Search the material and gather each line with "Liliana" in it.

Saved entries
------------------------
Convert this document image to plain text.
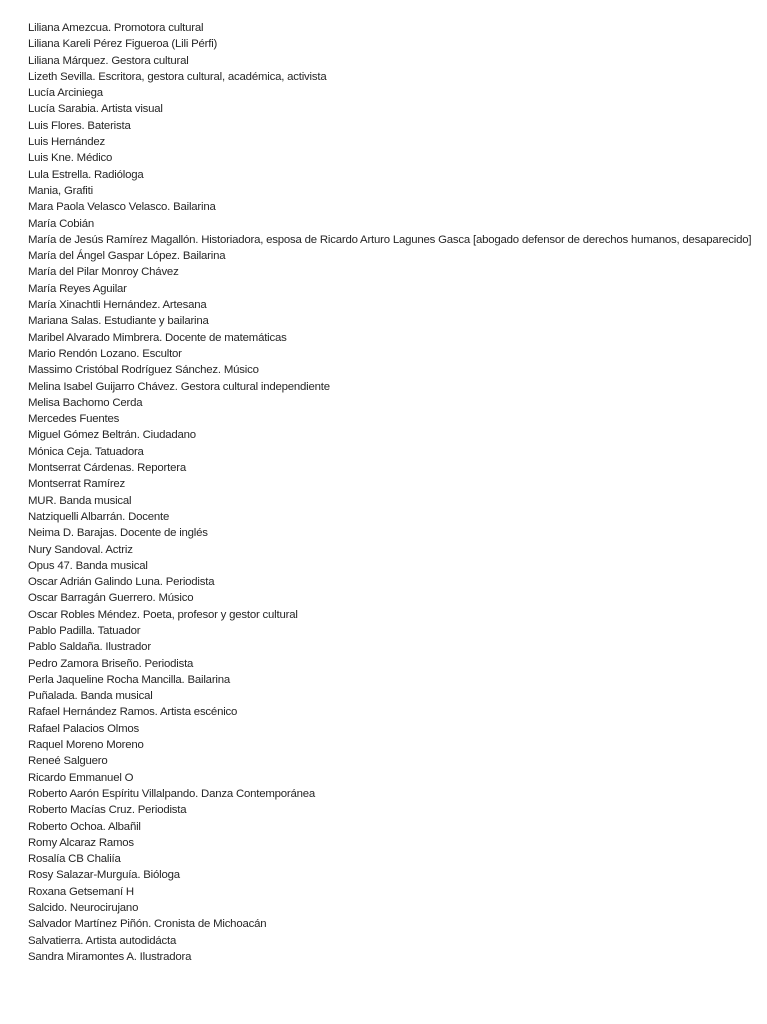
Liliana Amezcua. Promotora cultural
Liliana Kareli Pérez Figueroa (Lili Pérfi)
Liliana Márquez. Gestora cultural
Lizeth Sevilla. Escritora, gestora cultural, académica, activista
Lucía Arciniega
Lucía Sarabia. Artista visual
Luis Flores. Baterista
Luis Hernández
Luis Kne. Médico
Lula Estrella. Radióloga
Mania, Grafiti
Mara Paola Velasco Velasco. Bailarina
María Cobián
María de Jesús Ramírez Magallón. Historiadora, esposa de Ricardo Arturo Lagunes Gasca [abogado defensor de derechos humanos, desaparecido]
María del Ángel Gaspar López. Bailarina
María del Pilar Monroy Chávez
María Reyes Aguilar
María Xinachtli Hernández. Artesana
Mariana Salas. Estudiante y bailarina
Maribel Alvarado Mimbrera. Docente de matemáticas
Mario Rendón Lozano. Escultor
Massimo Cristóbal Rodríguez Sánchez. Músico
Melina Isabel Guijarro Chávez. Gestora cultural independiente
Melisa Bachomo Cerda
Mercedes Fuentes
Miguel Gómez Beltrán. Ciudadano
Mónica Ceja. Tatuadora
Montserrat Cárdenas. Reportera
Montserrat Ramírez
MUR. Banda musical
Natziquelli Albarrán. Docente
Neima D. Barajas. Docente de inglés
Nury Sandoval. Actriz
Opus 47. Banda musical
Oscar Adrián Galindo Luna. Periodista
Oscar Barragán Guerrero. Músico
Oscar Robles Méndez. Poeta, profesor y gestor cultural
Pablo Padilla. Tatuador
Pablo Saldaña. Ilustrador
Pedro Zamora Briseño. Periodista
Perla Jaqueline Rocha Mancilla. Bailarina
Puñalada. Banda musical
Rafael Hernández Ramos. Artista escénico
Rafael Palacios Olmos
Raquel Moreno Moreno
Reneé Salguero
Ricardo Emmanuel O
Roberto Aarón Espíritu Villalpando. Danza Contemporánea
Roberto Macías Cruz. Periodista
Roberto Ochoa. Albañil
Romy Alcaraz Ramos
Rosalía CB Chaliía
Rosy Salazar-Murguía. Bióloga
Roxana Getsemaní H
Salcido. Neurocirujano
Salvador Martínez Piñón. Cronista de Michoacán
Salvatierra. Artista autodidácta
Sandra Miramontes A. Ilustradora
------------------------
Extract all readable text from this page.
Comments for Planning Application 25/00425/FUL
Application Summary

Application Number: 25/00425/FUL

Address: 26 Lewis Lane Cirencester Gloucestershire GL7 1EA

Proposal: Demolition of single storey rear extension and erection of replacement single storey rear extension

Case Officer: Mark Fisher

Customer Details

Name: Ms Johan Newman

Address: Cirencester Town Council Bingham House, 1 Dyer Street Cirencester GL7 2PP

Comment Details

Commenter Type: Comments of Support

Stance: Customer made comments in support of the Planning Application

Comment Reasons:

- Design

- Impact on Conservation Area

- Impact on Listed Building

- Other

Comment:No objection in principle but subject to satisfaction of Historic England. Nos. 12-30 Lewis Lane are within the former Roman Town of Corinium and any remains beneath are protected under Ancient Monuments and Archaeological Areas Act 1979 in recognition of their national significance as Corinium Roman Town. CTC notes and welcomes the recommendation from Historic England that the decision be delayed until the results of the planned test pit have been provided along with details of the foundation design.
------------------------
(Finished task):
Liliana Amezcua. Promotora cultural
Liliana Kareli Pérez Figueroa (Lili Pérfi)
Liliana Márquez. Gestora cultural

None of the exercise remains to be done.